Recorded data
+++

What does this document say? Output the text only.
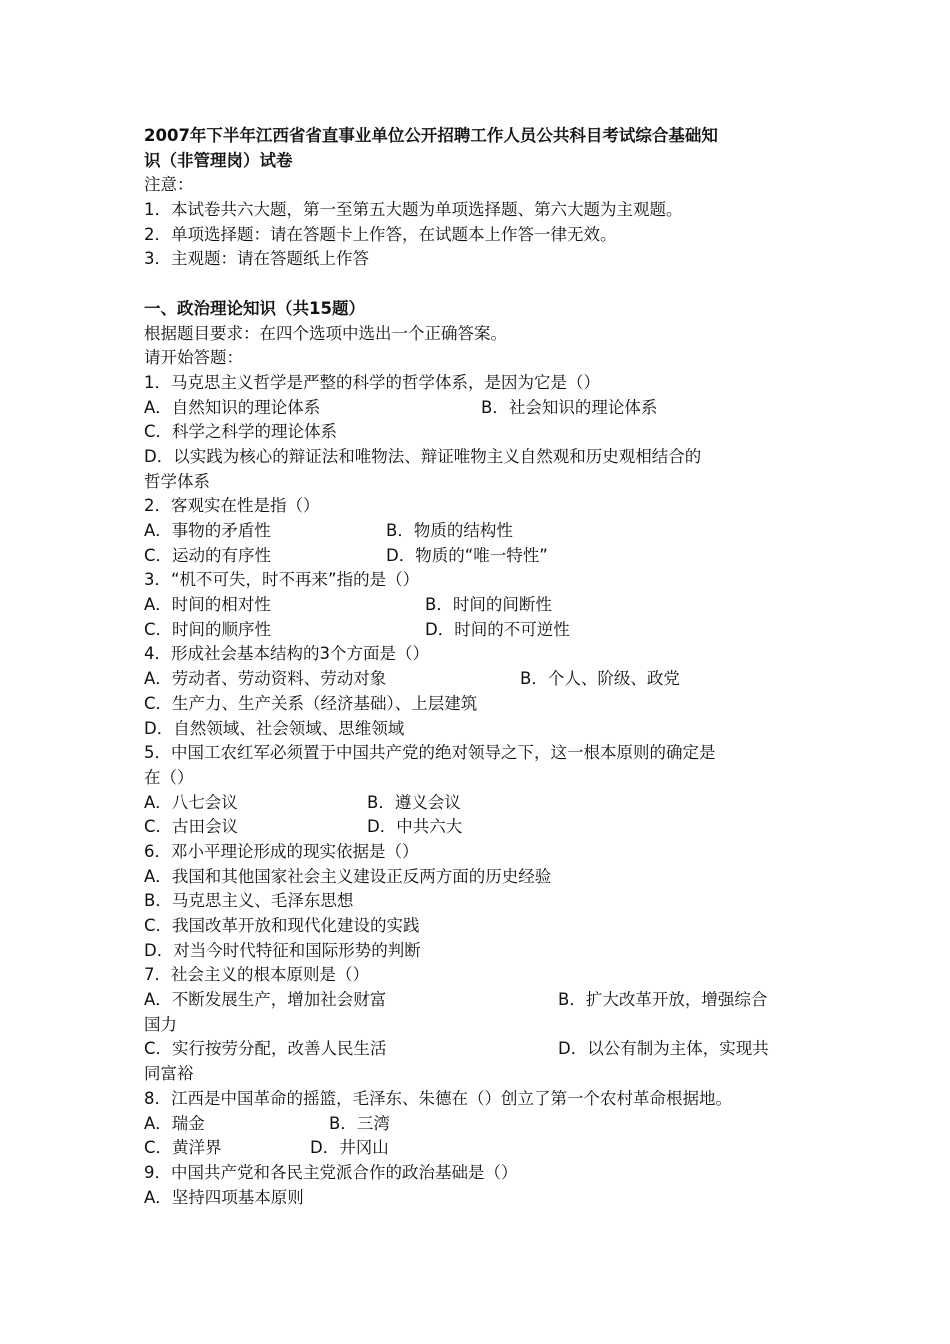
2007年下半年江西省省直事业单位公开招聘工作人员公共科目考试综合基础知
识（非管理岗）试卷
注意：
1．本试卷共六大题，第一至第五大题为单项选择题、第六大题为主观题。
2．单项选择题：请在答题卡上作答，在试题本上作答一律无效。
3．主观题：请在答题纸上作答
一、政治理论知识（共15题）
根据题目要求：在四个选项中选出一个正确答案。
请开始答题：
1．马克思主义哲学是严整的科学的哲学体系，是因为它是（）
A．自然知识的理论体系	B．社会知识的理论体系
C．科学之科学的理论体系
D．以实践为核心的辩证法和唯物法、辩证唯物主义自然观和历史观相结合的
哲学体系
2．客观实在性是指（）
A．事物的矛盾性	B．物质的结构性
C．运动的有序性	D．物质的“唯一特性”
3．“机不可失，时不再来”指的是（）
A．时间的相对性	B．时间的间断性
C．时间的顺序性	D．时间的不可逆性
4．形成社会基本结构的3个方面是（）
A．劳动者、劳动资料、劳动对象	B．个人、阶级、政党
C．生产力、生产关系（经济基础）、上层建筑
D．自然领域、社会领域、思维领域
5．中国工农红军必须置于中国共产党的绝对领导之下，这一根本原则的确定是
在（）
A．八七会议	B．遵义会议
C．古田会议	D．中共六大
6．邓小平理论形成的现实依据是（）
A．我国和其他国家社会主义建设正反两方面的历史经验
B．马克思主义、毛泽东思想
C．我国改革开放和现代化建设的实践
D．对当今时代特征和国际形势的判断
7．社会主义的根本原则是（）
A．不断发展生产，增加社会财富	B．扩大改革开放，增强综合
国力
C．实行按劳分配，改善人民生活	D．以公有制为主体，实现共
同富裕
8．江西是中国革命的摇篮，毛泽东、朱德在（）创立了第一个农村革命根据地。
A．瑞金	B．三湾
C．黄洋界	D．井冈山
9．中国共产党和各民主党派合作的政治基础是（）
A．坚持四项基本原则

+++

__INSTRUCTION__: Repeat all of the entries word for word, but omit the pictures.

__ANSWER__:
What does this document say? Output the text only.
2007年下半年江西省省直事业单位公开招聘工作人员公共科目考试综合基础知
识（非管理岗）试卷
注意：
1．本试卷共六大题，第一至第五大题为单项选择题、第六大题为主观题。
2．单项选择题：请在答题卡上作答，在试题本上作答一律无效。
3．主观题：请在答题纸上作答
一、政治理论知识（共15题）
根据题目要求：在四个选项中选出一个正确答案。
请开始答题：
1．马克思主义哲学是严整的科学的哲学体系，是因为它是（）
A．自然知识的理论体系	B．社会知识的理论体系
C．科学之科学的理论体系
D．以实践为核心的辩证法和唯物法、辩证唯物主义自然观和历史观相结合的
哲学体系
2．客观实在性是指（）
A．事物的矛盾性	B．物质的结构性
C．运动的有序性	D．物质的“唯一特性”
3．“机不可失，时不再来”指的是（）
A．时间的相对性	B．时间的间断性
C．时间的顺序性	D．时间的不可逆性
4．形成社会基本结构的3个方面是（）
A．劳动者、劳动资料、劳动对象	B．个人、阶级、政党
C．生产力、生产关系（经济基础）、上层建筑
D．自然领域、社会领域、思维领域
5．中国工农红军必须置于中国共产党的绝对领导之下，这一根本原则的确定是
在（）
A．八七会议	B．遵义会议
C．古田会议	D．中共六大
6．邓小平理论形成的现实依据是（）
A．我国和其他国家社会主义建设正反两方面的历史经验
B．马克思主义、毛泽东思想
C．我国改革开放和现代化建设的实践
D．对当今时代特征和国际形势的判断
7．社会主义的根本原则是（）
A．不断发展生产，增加社会财富	B．扩大改革开放，增强综合
国力
C．实行按劳分配，改善人民生活	D．以公有制为主体，实现共
同富裕
8．江西是中国革命的摇篮，毛泽东、朱德在（）创立了第一个农村革命根据地。
A．瑞金	B．三湾
C．黄洋界	D．井冈山
9．中国共产党和各民主党派合作的政治基础是（）
A．坚持四项基本原则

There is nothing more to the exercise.